**GIVEN PASSAGE**
+---+

Mathematically, if log(impression)>log(c₂), β>½, so the CTR, or historically derived score, is weighted more heavily, but if log(impression)<log(c₂), β<½, then the eCTR, or estimated score, is weighted more heavily. The tuning parameters are determined by doing a grid search, and are chosen based on the highest accuracy in predicting good messages for the following week.
FIG. 1 is a graph of β vs. x for log(c₂)=0, (i.e., β vs. log(impressions), for the embodiment described). As shown in FIG. 1, increasing c₁sharpens the curve, (i.e., makes the transition from CTR dominated to eCTR dominated more sudden according to the number of impressions).
In one embodiment, CTR is defined as (sum of clicks)/(sum of impressions), aggregated over the preceding 30 day time period. The clicks and impressions in this definition are both validated events (i.e., the clicks and impressions were not derived from fraudulent spamming clicks or automated web crawlers and robots). The basic quality index flow, including the gathering of daily and aggregated statistics, is described below.
eCTR, or estimated CTR, may be calculated based on the relevancy score RS and the rank information (i.e., the positioning or ranking of the message on the display page) of the message in question, compared to all other messages displayed, aggregated over the preceding 30 day time period. The eCTR is used as an initial estimate before there is adequate true historical click through data.
An exemplary mathematical description of the eCTR as incorporated into the RCB formulation described above is:
${epa}_{ij} (rank) = R S / (1 + \log ({rank}_{ij})), r e p a_{i} = \frac{{epa}_{ij}}{\sum_{i}^{} {epa}_{ij} / I}$ $e C T R_{i} = average (r e p a_{i})$

Quality Index Data Flow

An important factor in the above analysis is the collection of historical data. Based on a sensitivity study of the behavior of high quality messages, messages with a high CTR on a certain month tend to maintain it in the following month, then begin to disappear or decay. Thus, in order to estimate the RCB for selection of future messages, the data from the previous month is especially important. Data analysis shows that using the monthly data to predict the following week's top messages is an effective method. The decay speed of good messages tends to be relatively slow. Therefore, a 30-day sliding window database may be used to get the history of a message's performance at the creative level. For this embodiment, the database stores, for each creative/message, information about: click numbers, impressions, rank and relevance. This information is used to estimate and forecast the RCB on a daily basis for each message.

+---+

**DATA EXCERPTS**
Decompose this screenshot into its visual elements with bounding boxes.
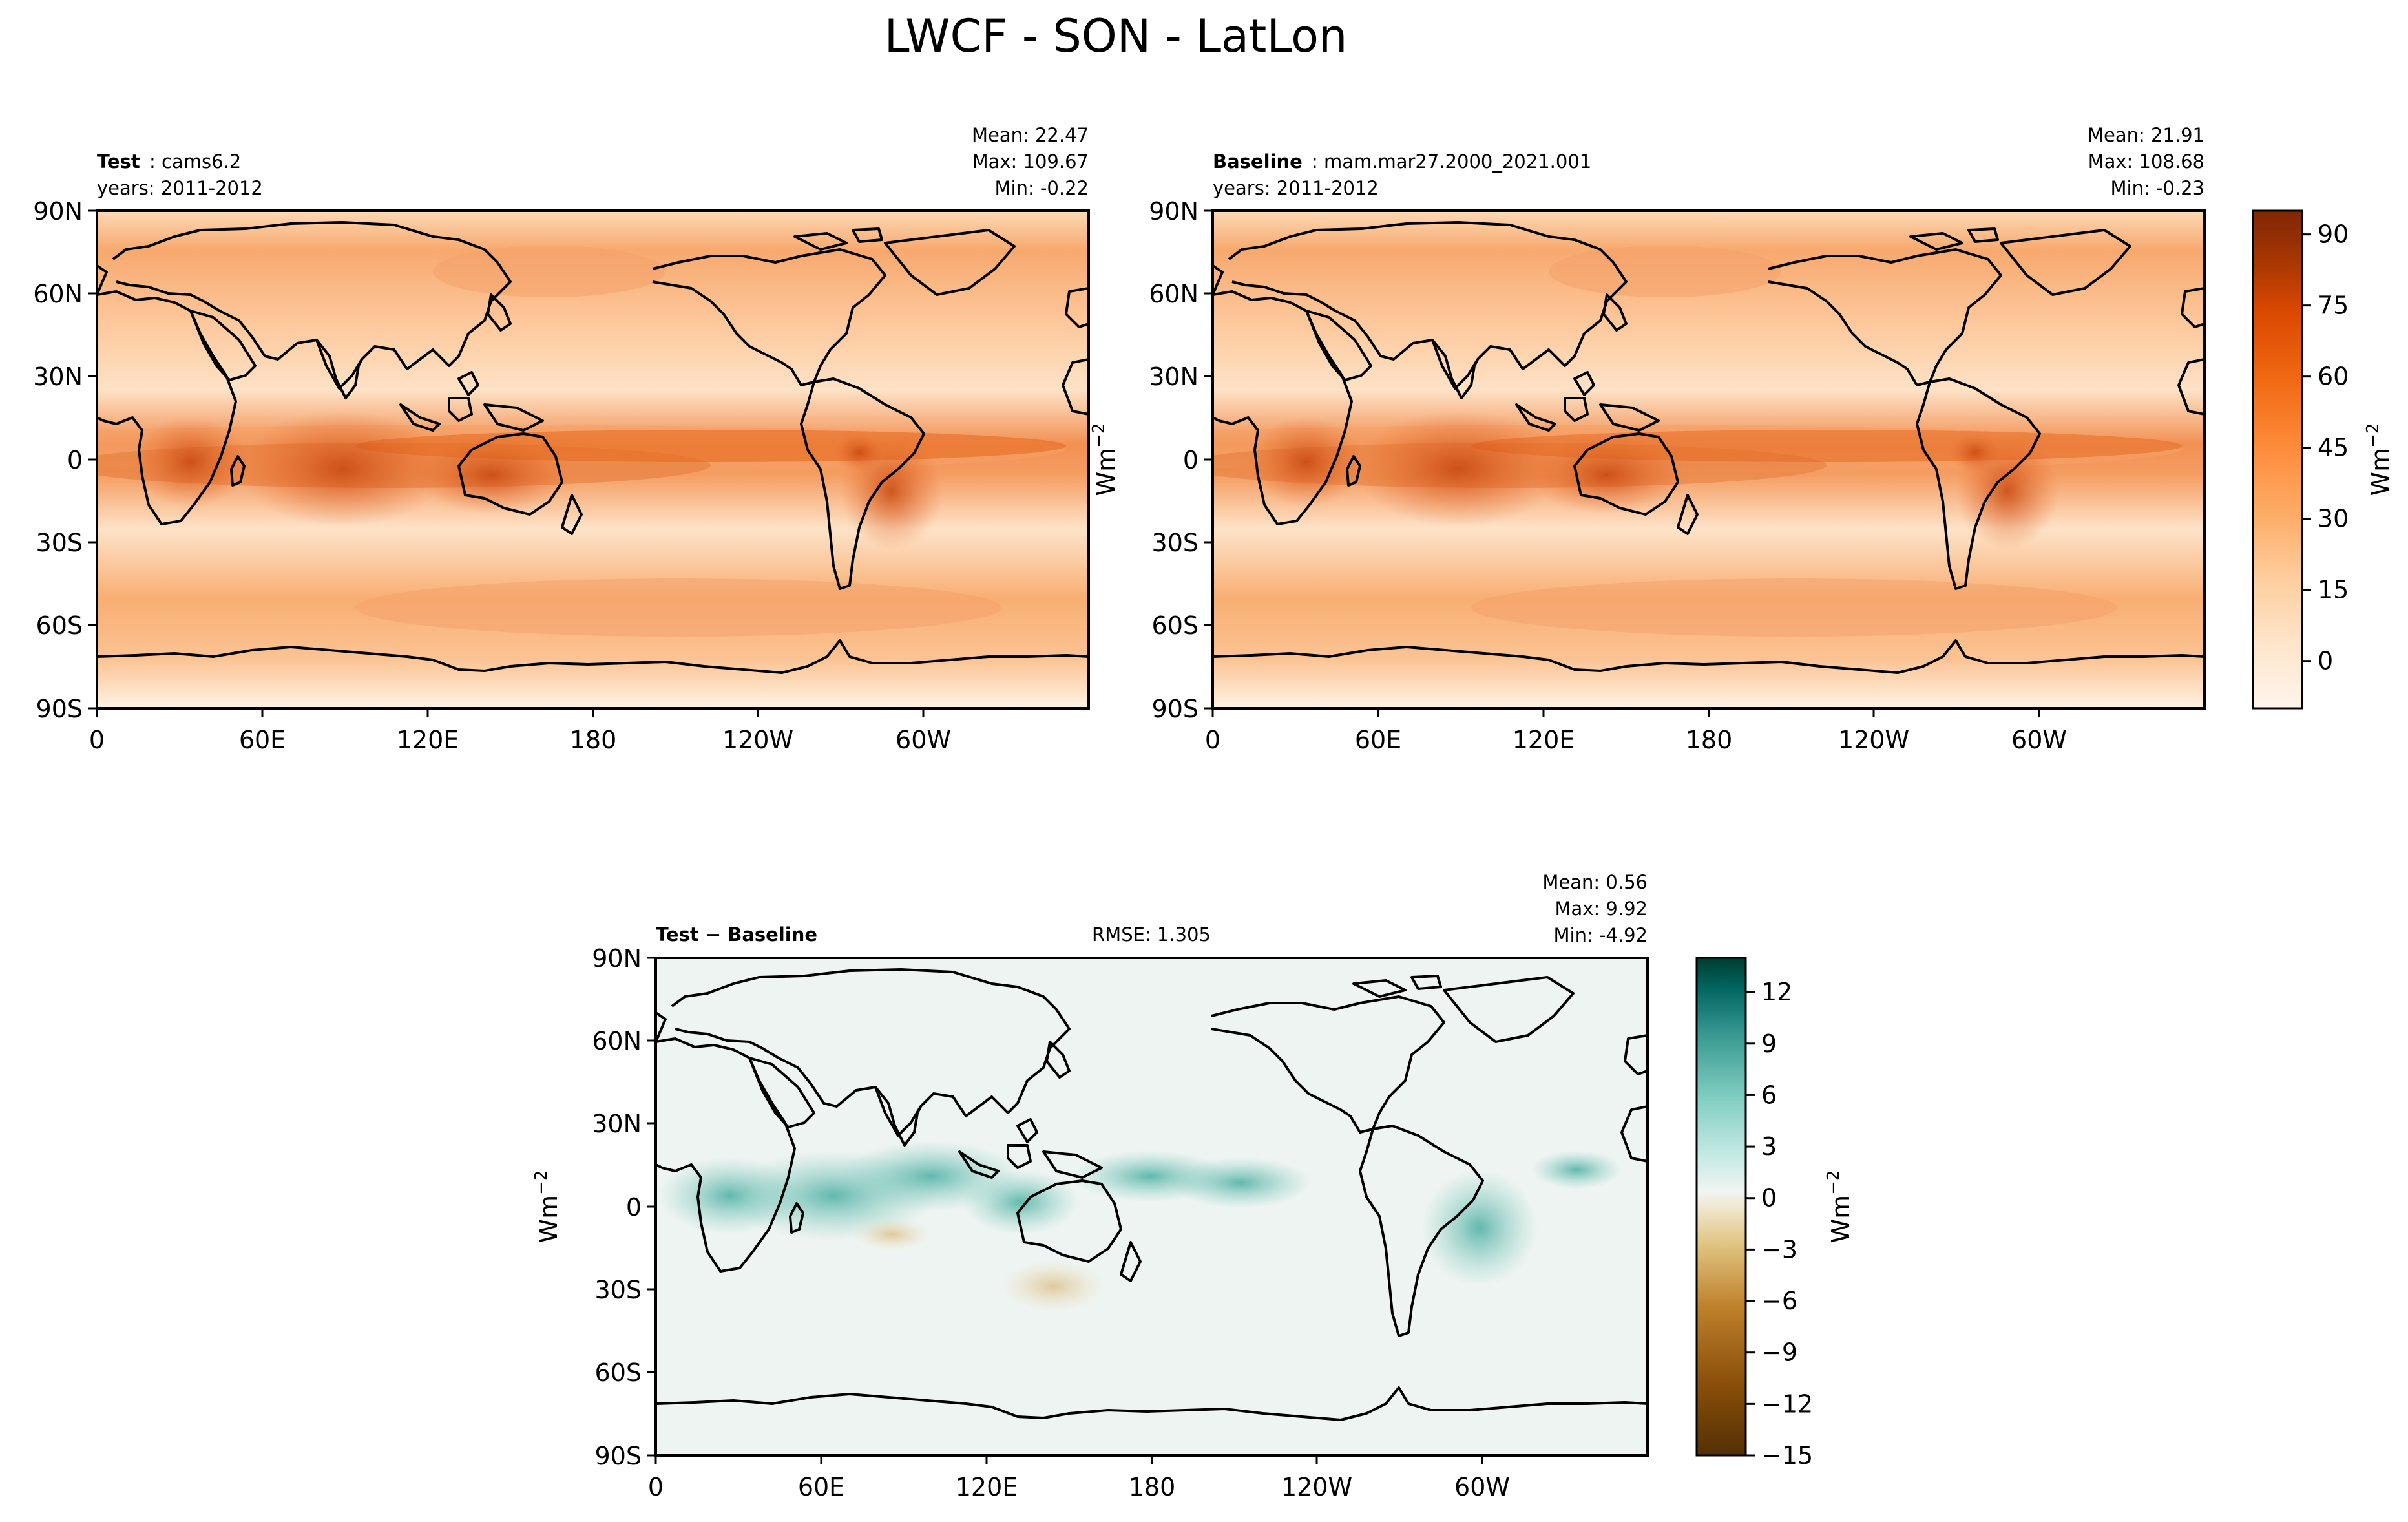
- baseline-label-bold: Baseline: [1213, 151, 1303, 173]
- test-lon-tick-label: 0: [89, 726, 105, 754]
- test-years: years: 2011-2012: [97, 177, 263, 199]
- main-colorbar-units: Wm−2: [2363, 423, 2394, 496]
- baseline-stat-max: Max: 108.68: [2088, 151, 2204, 173]
- diff-lat-tick-label: 60S: [595, 1358, 642, 1387]
- diff-lon-tick-label: 120E: [956, 1473, 1018, 1501]
- baseline-lat-tick-label: 90S: [1152, 695, 1199, 723]
- test-label-bold: Test: [97, 151, 140, 173]
- test-stat-min: Min: -0.22: [995, 177, 1089, 199]
- test-lon-tick-label: 60W: [895, 726, 951, 754]
- test-map-field: [97, 211, 1089, 708]
- diff-lon-tick-label: 60W: [1454, 1473, 1510, 1501]
- baseline-lat-tick-label: 60N: [1149, 280, 1199, 308]
- baseline-stat-min: Min: -0.23: [2111, 177, 2204, 199]
- baseline-lat-tick-label: 90N: [1149, 197, 1199, 226]
- baseline-lon-tick-label: 60W: [2011, 726, 2067, 754]
- cb-diff-tick-label: −9: [1761, 1338, 1797, 1367]
- baseline-lat-tick-label: 0: [1183, 446, 1199, 474]
- cb-diff-tick-label: 0: [1761, 1184, 1777, 1212]
- diff-colorbar-units: Wm−2: [1824, 1170, 1855, 1243]
- cb-diff-tick-label: −3: [1761, 1235, 1797, 1263]
- diff-lat-tick-label: 90S: [595, 1442, 642, 1470]
- diff-stat-min: Min: -4.92: [1554, 924, 1648, 946]
- diff-lat-tick-label: 0: [626, 1193, 642, 1221]
- diff-colorbar-ticks: 12 9 6 3 0 −3 −6 −9 −12 −15: [1746, 978, 1813, 1470]
- cb-main-tick-label: 90: [2318, 220, 2349, 249]
- test-lat-tick-label: 0: [67, 446, 83, 474]
- test-lat-tick-label: 90N: [33, 197, 83, 226]
- cb-diff-tick-label: −6: [1761, 1287, 1797, 1315]
- diff-lat-tick-label: 90N: [592, 944, 642, 973]
- cb-diff-tick-label: −12: [1761, 1390, 1813, 1418]
- baseline-label-rest: : mam.mar27.2000_2021.001: [1312, 151, 1591, 173]
- diff-colorbar-frame: [1695, 957, 1747, 1457]
- baseline-lon-tick-label: 120E: [1513, 726, 1575, 754]
- test-units-label: Wm−2: [1089, 423, 1120, 496]
- cb-main-tick-label: 15: [2318, 576, 2349, 604]
- baseline-lon-tick-label: 180: [1686, 726, 1733, 754]
- main-colorbar-fill: [2253, 211, 2302, 708]
- test-lat-tick-label: 60N: [33, 280, 83, 308]
- diff-lat-axis: [647, 957, 656, 1457]
- diff-colorbar-fill: [1697, 958, 1746, 1455]
- baseline-lat-tick-label: 60S: [1152, 611, 1199, 640]
- diff-lon-tick-label: 120W: [1281, 1473, 1352, 1501]
- test-lat-tick-label: 30N: [33, 363, 83, 391]
- baseline-panel: Baseline : mam.mar27.2000_2021.001 years…: [1149, 124, 2206, 754]
- main-colorbar-frame: [2252, 209, 2303, 710]
- test-lat-tick-label: 60S: [36, 611, 83, 640]
- baseline-lat-tick-label: 30S: [1152, 529, 1199, 557]
- test-lat-tick-label: 30S: [36, 529, 83, 557]
- test-lon-axis: [96, 708, 925, 717]
- diff-lon-tick-label: 0: [648, 1473, 664, 1501]
- cb-main-tick-label: 30: [2318, 505, 2349, 533]
- diff-stat-max: Max: 9.92: [1555, 898, 1648, 920]
- diff-map-field: [656, 958, 1648, 1455]
- test-lon-tick-label: 60E: [239, 726, 286, 754]
- figure-title: LWCF - SON - LatLon: [885, 10, 1348, 63]
- diff-lat-tick-label: 60N: [592, 1027, 642, 1055]
- baseline-lon-tick-label: 120W: [1838, 726, 1909, 754]
- test-lon-tick-label: 120W: [722, 726, 793, 754]
- test-stat-mean: Mean: 22.47: [972, 124, 1089, 146]
- baseline-years: years: 2011-2012: [1213, 177, 1379, 199]
- cb-diff-tick-label: −15: [1761, 1441, 1813, 1470]
- cb-diff-tick-label: 9: [1761, 1030, 1777, 1058]
- diff-label-bold: Test − Baseline: [656, 924, 817, 946]
- cb-diff-tick-label: 6: [1761, 1081, 1777, 1109]
- diff-colorbar: 12 9 6 3 0 −3 −6 −9 −12 −15 Wm−2: [1695, 957, 1855, 1470]
- baseline-map-field: [1213, 211, 2204, 708]
- diff-lon-tick-label: 180: [1129, 1473, 1176, 1501]
- diff-panel: Test − Baseline RMSE: 1.305 Mean: 0.56 M…: [532, 871, 1649, 1501]
- test-panel: Test : cams6.2 years: 2011-2012 Mean: 22…: [33, 124, 1120, 754]
- main-colorbar-ticks: 0 15 30 45 60 75 90: [2302, 220, 2349, 675]
- test-lat-axis: [88, 209, 97, 710]
- diff-stat-mean: Mean: 0.56: [1542, 871, 1648, 893]
- baseline-lon-axis: [1211, 708, 2040, 717]
- cb-main-tick-label: 0: [2318, 647, 2333, 675]
- cb-main-tick-label: 75: [2318, 291, 2349, 320]
- diff-rmse: RMSE: 1.305: [1092, 924, 1211, 946]
- diff-lon-axis: [654, 1455, 1483, 1464]
- diff-lat-tick-label: 30N: [592, 1110, 642, 1138]
- diff-lat-tick-label: 30S: [595, 1276, 642, 1304]
- diff-units-left: Wm−2: [532, 1170, 563, 1243]
- test-lon-tick-label: 180: [570, 726, 617, 754]
- test-stat-max: Max: 109.67: [972, 151, 1089, 173]
- baseline-stat-mean: Mean: 21.91: [2088, 124, 2204, 146]
- test-lat-tick-label: 90S: [36, 695, 83, 723]
- cb-diff-tick-label: 3: [1761, 1132, 1777, 1161]
- main-colorbar: 0 15 30 45 60 75 90 Wm−2: [2252, 209, 2394, 710]
- baseline-lon-tick-label: 60E: [1355, 726, 1401, 754]
- cb-diff-tick-label: 12: [1761, 978, 1792, 1006]
- baseline-lat-axis: [1204, 209, 1213, 710]
- cb-main-tick-label: 60: [2318, 363, 2349, 391]
- test-label-rest: : cams6.2: [149, 151, 241, 173]
- test-lon-tick-label: 120E: [397, 726, 459, 754]
- cb-main-tick-label: 45: [2318, 434, 2349, 462]
- baseline-lon-tick-label: 0: [1205, 726, 1220, 754]
- diff-lon-tick-label: 60E: [798, 1473, 844, 1501]
- baseline-lat-tick-label: 30N: [1149, 363, 1199, 391]
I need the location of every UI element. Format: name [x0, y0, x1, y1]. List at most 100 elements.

+---+

**WRITTEN TASKS**
**1.** In the click-through rate passage, over what time period are clicks and impressions aggregated to compute CTR?
**2.** Summarize the click-through rate passage in two sentences.
**3.** Please extend the click-through rate passage with one more paragraph that picks up after its final sentence.

**TASK-BY-TASK OUTPUTS**
**1.** They are aggregated over the preceding 30-day time period.

**2.** A weighting parameter β balances a message's historical CTR against its estimated eCTR, favoring CTR when impressions exceed c₂ and eCTR when they fall below it, with tuning parameters chosen by a grid search. CTR counts validated clicks over validated impressions across the preceding 30 days, eCTR is derived from relevancy score and rank as an initial estimate, and a 30-day sliding window database holding each message's clicks, impressions, rank and relevance supports daily RCB forecasts.

**3.**
FIG. 2 a illustrates one embodiment for an exemplary basic quality index data flow. For this embodiment, the data is divided into two major parts. The first part, which stores the data from each day, identifies the daily statistics for the past 30 days. The second part, which contains the aggregated statistics as a whole, stores the rolling 30-day aggregated statistics. FIG. 2 b is a flow diagram corresponding to the data flow of FIG. 2 a. Each day, when new impressions and click events occur (200, FIG. 2), the information is collected, processed and saved as the daily statistics (205, FIG. 2). The data from the oldest day is removed (210, FIG. 2), and the data from the current day is added to update the aggregated table (215, FIG. 2). The RCB score is then generated (220. FIG. 2) from the aggregated historical data, as described above.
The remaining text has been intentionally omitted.